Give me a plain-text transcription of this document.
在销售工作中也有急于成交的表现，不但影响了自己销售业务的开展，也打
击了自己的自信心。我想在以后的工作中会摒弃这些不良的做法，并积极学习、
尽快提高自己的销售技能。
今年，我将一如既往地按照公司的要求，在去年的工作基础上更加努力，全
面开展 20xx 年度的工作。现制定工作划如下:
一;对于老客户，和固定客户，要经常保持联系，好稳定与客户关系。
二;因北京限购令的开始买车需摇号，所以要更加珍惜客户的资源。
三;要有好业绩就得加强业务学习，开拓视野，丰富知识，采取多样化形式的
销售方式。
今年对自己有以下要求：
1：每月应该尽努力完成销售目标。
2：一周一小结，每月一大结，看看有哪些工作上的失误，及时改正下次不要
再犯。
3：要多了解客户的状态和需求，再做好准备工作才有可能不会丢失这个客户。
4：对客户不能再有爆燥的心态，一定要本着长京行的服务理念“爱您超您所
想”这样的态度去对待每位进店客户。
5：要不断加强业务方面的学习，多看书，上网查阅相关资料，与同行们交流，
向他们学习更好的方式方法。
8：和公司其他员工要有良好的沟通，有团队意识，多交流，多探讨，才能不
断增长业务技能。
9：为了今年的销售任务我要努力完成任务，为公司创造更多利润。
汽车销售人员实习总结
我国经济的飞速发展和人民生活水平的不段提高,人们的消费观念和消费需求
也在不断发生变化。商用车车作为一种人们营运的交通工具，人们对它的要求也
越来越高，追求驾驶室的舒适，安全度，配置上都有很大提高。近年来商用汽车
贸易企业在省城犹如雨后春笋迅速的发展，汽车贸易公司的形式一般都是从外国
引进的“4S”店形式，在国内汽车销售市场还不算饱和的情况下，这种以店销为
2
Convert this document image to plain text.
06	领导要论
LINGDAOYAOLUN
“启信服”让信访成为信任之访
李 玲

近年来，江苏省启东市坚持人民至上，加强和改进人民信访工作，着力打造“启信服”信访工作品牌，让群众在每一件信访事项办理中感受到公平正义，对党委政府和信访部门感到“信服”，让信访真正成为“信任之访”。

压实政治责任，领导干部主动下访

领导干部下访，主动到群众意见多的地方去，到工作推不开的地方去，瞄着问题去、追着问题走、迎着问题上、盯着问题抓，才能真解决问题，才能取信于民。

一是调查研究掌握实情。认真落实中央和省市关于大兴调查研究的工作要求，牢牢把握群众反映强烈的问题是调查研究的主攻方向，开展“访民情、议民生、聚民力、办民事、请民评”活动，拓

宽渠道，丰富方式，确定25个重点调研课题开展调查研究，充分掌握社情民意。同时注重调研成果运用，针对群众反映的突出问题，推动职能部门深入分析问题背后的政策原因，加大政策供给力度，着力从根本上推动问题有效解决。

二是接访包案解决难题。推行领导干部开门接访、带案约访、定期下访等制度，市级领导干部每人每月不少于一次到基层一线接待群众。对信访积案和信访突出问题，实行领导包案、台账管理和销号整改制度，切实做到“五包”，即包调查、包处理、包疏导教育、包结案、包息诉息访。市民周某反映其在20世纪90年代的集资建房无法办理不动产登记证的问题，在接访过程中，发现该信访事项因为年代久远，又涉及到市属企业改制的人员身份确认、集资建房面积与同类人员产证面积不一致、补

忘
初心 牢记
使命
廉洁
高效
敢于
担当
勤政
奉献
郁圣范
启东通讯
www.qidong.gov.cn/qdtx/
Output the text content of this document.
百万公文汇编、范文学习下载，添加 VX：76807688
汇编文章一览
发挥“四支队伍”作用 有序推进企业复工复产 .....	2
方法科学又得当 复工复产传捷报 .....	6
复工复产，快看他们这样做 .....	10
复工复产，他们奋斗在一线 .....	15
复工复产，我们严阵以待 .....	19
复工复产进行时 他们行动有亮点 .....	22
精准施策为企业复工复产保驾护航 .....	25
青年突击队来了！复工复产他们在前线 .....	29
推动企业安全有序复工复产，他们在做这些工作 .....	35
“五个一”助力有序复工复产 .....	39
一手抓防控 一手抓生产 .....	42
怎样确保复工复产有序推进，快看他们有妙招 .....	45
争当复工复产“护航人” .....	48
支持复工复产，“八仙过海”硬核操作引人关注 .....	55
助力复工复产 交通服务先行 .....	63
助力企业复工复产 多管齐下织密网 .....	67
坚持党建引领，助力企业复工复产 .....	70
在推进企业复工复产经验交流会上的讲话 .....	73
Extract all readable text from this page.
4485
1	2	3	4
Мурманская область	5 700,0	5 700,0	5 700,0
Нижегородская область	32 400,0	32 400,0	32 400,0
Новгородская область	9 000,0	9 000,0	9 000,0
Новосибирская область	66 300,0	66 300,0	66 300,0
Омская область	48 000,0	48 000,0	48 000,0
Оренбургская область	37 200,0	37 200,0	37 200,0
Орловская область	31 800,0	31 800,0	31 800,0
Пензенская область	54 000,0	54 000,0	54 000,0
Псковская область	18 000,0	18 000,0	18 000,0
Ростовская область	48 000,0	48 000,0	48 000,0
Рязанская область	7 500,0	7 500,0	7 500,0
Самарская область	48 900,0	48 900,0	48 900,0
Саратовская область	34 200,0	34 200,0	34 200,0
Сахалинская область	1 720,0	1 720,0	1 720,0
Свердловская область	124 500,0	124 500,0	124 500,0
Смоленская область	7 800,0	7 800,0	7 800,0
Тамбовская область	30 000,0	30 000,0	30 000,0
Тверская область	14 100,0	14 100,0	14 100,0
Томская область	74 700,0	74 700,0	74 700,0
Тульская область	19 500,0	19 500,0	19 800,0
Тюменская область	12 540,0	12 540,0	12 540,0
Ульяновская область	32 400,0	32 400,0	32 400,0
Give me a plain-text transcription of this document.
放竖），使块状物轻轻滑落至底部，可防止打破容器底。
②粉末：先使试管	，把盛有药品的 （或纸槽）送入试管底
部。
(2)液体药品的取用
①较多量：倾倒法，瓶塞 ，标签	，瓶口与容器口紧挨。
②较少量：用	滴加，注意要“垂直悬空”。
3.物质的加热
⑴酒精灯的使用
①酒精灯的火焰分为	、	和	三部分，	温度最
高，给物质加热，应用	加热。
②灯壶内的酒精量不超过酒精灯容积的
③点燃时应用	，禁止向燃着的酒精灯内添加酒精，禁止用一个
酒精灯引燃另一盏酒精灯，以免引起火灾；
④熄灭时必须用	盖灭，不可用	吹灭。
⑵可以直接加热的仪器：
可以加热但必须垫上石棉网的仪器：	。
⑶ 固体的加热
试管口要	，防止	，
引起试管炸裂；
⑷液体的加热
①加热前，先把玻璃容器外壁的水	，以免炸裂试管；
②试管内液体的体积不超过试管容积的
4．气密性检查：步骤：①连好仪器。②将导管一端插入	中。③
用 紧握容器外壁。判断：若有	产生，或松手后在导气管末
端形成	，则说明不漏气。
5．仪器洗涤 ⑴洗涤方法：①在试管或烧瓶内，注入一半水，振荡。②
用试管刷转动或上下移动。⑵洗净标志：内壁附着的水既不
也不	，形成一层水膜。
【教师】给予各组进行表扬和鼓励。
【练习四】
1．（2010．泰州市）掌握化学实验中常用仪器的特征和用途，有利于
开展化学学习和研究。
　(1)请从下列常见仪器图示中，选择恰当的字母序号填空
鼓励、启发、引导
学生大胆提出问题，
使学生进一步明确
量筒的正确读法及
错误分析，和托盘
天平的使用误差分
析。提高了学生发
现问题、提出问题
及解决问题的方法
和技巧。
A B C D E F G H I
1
■ ■ ■
Short problem: For the listing above, identify each line bearing "助力企业复工复产".

Complete output:
助力企业复工复产 多管齐下织密网 .....	67
坚持党建引领，助力企业复工复产 .....	70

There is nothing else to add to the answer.